[Figure record listings]
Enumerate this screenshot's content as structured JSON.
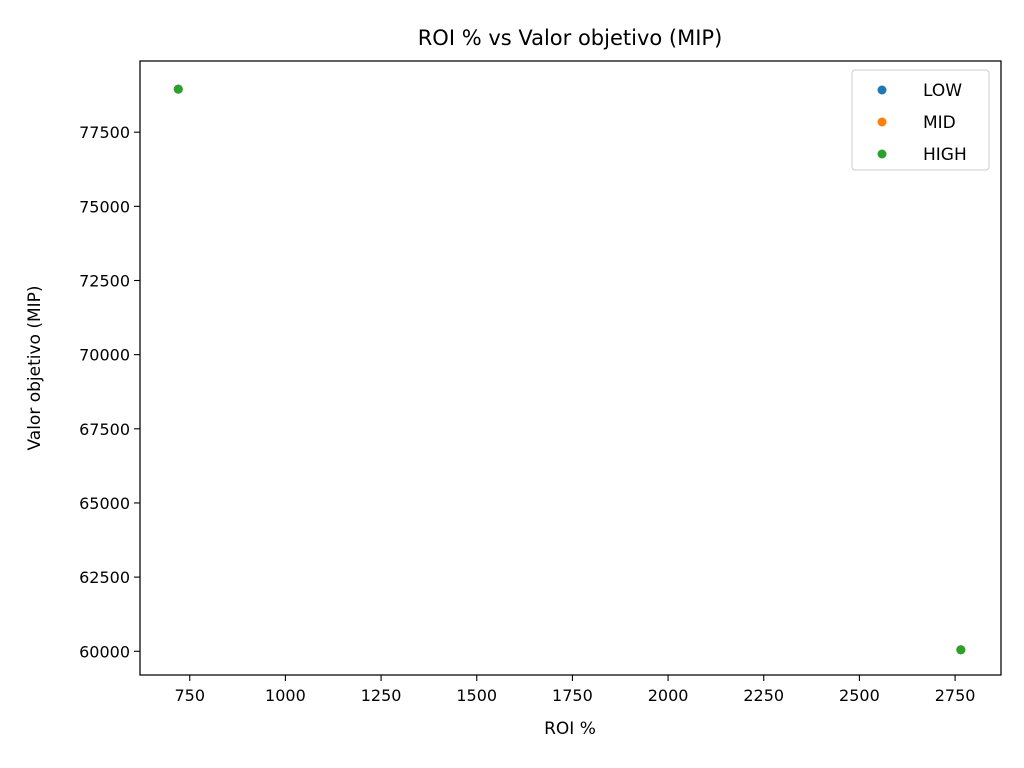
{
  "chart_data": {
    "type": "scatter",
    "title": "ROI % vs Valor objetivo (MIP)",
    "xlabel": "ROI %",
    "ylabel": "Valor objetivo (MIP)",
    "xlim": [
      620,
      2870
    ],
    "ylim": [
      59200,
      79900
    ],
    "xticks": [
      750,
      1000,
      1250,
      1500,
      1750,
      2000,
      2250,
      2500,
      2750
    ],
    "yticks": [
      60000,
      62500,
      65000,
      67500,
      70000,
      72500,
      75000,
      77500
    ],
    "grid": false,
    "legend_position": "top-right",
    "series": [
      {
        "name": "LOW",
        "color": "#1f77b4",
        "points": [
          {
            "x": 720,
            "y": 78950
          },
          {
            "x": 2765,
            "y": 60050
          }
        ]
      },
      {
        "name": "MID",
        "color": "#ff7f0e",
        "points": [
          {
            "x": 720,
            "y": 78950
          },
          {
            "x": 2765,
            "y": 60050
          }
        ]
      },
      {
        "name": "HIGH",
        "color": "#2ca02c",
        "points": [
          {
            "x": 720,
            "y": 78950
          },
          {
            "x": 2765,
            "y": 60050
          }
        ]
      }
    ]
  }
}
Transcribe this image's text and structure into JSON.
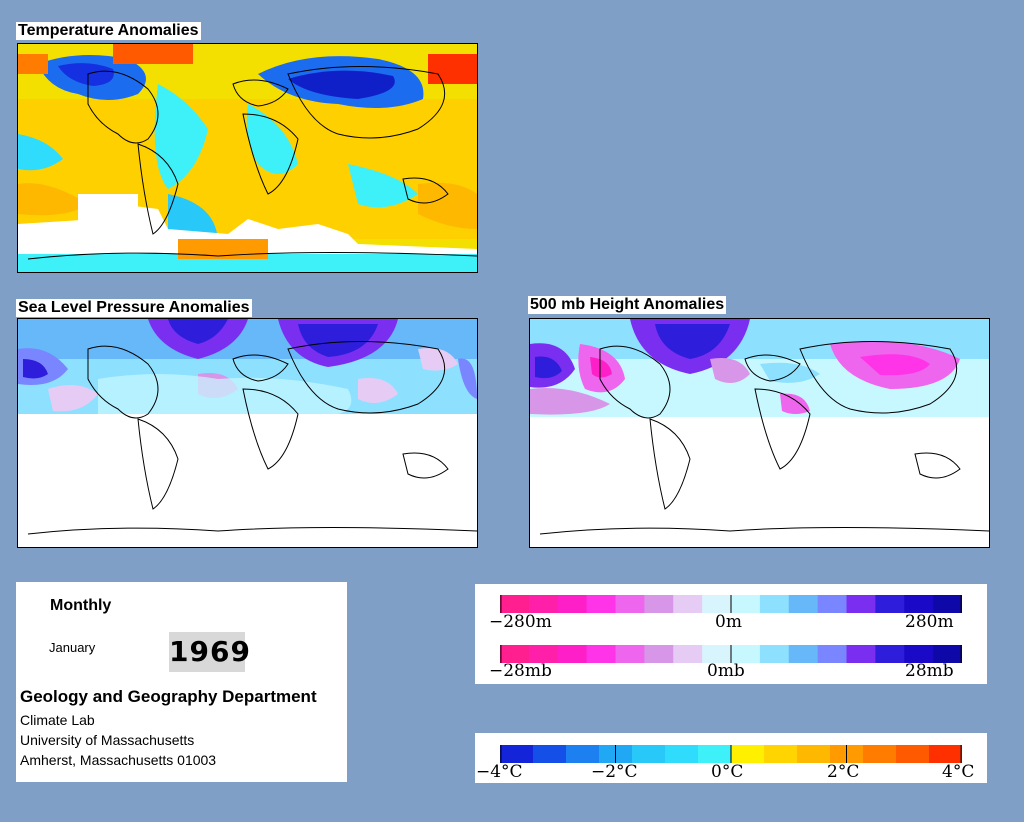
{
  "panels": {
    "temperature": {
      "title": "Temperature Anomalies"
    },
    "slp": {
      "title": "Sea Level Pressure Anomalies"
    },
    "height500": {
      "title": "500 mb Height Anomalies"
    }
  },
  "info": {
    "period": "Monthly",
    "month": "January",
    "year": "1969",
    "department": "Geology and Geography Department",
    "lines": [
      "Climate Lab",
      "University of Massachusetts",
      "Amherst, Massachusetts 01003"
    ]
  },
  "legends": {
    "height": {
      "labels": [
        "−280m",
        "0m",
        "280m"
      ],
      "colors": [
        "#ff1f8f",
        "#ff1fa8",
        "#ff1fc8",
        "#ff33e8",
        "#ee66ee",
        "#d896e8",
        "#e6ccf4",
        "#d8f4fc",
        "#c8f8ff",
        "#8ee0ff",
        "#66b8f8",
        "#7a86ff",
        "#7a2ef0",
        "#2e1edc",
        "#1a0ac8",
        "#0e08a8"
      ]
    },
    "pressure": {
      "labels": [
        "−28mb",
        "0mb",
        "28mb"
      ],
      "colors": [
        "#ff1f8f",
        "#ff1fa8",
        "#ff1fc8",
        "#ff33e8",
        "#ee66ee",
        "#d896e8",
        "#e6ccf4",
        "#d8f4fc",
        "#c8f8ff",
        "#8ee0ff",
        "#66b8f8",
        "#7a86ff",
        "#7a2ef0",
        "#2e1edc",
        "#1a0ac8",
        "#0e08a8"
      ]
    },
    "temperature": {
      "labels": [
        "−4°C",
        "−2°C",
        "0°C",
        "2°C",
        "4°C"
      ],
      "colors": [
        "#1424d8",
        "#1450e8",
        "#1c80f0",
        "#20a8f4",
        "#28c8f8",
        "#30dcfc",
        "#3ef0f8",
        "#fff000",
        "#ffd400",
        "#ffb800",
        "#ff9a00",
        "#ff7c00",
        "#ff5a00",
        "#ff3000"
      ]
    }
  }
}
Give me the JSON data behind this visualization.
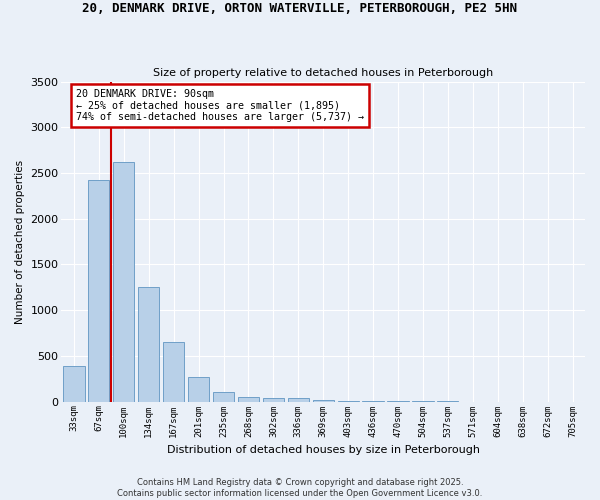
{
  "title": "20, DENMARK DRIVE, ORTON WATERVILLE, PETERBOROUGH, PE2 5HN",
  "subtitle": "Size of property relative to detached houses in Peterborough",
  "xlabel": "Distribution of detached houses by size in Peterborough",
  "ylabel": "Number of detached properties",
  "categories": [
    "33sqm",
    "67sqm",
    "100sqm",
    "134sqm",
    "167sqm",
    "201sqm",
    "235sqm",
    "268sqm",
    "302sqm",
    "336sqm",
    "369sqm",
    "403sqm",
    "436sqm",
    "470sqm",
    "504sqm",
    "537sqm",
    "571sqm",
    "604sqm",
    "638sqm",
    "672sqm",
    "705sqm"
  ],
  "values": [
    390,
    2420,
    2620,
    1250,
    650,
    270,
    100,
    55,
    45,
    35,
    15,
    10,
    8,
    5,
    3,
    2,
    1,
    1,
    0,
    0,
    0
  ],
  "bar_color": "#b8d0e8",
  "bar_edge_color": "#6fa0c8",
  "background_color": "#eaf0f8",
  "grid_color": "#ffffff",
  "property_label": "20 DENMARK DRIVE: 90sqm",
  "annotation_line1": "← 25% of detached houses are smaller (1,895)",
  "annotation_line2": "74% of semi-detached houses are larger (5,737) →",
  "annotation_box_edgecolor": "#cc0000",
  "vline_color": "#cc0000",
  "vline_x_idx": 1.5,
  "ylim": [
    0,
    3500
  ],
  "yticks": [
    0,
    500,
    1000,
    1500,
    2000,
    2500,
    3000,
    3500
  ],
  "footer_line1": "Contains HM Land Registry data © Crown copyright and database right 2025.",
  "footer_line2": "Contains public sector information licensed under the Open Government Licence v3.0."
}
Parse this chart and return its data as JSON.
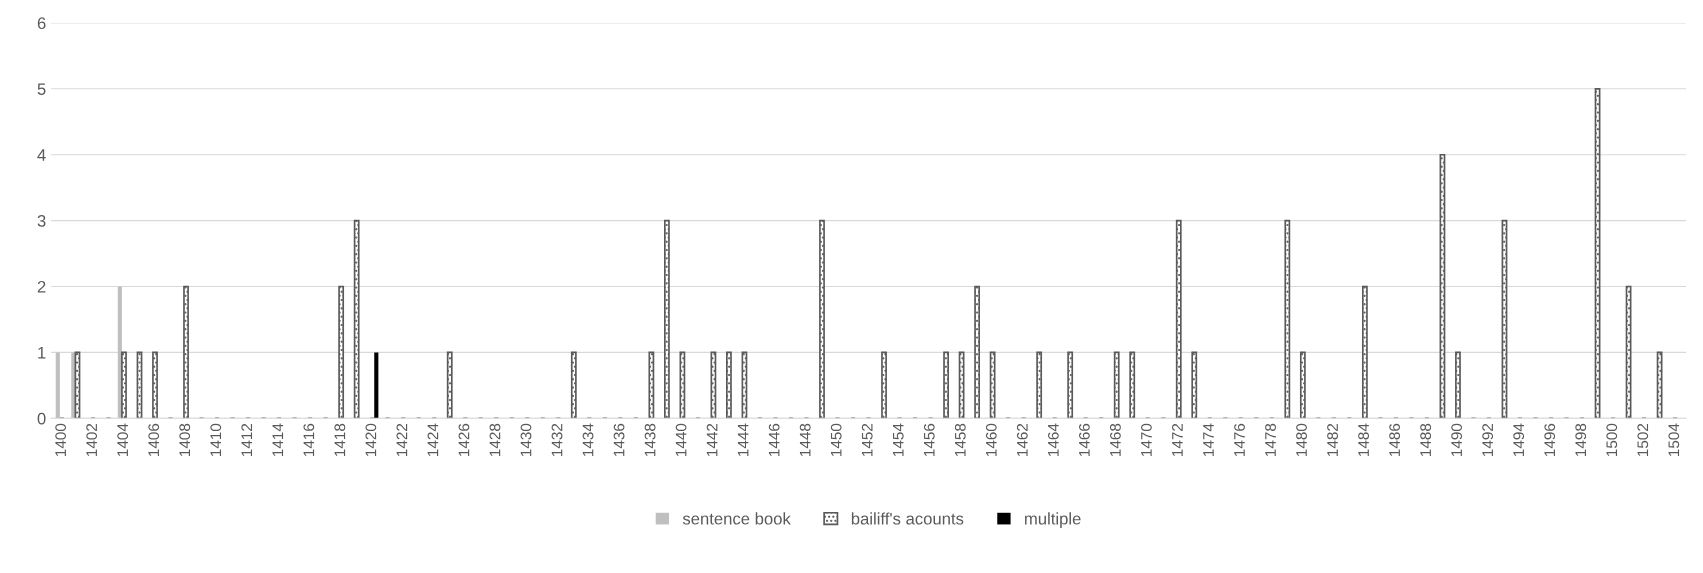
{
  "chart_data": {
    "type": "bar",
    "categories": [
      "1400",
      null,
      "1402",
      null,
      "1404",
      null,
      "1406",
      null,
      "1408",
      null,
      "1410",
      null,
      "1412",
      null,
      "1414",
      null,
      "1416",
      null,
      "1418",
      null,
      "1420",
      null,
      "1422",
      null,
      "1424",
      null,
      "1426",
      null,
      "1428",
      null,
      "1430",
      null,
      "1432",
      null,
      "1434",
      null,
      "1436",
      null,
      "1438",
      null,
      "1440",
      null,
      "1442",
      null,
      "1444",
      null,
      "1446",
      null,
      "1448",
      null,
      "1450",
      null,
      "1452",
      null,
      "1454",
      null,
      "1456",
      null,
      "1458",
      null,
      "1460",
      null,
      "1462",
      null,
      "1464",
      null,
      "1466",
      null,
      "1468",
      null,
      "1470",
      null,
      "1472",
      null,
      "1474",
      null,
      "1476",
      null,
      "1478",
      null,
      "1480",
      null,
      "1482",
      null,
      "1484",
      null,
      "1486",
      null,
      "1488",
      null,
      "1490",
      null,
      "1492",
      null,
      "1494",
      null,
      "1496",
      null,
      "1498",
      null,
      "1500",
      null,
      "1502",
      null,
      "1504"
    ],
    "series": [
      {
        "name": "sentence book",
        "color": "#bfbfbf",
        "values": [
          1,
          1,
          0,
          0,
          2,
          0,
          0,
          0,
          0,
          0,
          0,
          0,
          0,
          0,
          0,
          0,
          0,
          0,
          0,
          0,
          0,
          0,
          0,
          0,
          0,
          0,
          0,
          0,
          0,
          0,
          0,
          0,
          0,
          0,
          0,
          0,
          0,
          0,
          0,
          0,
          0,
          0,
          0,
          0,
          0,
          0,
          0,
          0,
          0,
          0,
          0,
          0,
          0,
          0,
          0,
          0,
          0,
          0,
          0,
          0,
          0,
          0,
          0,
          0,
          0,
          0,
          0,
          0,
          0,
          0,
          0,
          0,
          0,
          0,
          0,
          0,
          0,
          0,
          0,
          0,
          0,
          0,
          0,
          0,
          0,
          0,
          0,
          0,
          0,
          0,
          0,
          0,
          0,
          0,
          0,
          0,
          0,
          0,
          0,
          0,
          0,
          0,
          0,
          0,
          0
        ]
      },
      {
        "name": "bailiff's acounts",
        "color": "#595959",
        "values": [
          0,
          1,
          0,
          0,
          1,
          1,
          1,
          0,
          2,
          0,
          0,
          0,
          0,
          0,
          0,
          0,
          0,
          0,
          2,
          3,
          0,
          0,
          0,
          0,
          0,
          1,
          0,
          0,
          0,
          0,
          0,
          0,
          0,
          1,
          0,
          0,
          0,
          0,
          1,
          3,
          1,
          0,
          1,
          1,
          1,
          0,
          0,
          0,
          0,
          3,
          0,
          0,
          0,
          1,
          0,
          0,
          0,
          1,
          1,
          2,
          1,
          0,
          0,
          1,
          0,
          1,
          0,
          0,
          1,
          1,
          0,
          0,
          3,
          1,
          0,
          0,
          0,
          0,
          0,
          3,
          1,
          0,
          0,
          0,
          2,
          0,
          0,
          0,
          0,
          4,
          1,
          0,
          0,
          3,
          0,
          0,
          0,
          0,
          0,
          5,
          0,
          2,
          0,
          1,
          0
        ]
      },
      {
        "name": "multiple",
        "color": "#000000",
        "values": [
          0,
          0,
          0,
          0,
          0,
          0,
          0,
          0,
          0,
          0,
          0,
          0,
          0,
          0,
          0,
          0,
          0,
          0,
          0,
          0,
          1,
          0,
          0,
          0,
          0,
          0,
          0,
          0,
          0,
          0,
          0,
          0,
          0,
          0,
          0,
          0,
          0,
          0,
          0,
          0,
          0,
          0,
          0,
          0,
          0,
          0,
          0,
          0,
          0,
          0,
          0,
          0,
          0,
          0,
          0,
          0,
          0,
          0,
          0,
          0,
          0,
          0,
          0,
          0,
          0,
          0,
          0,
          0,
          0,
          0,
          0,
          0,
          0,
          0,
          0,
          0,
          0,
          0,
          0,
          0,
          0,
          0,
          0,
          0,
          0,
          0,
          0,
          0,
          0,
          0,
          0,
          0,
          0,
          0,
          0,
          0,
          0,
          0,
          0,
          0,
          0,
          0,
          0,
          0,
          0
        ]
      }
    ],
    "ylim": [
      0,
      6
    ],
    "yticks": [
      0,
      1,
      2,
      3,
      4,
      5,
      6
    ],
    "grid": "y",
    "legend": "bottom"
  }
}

**What to do**
Each line with the string "xlabel" in it needs to be found and copied.

**Task result**
    "xlabel": "ROI %",
  "xlabel": "Distribution of detached houses by size in Peterborough",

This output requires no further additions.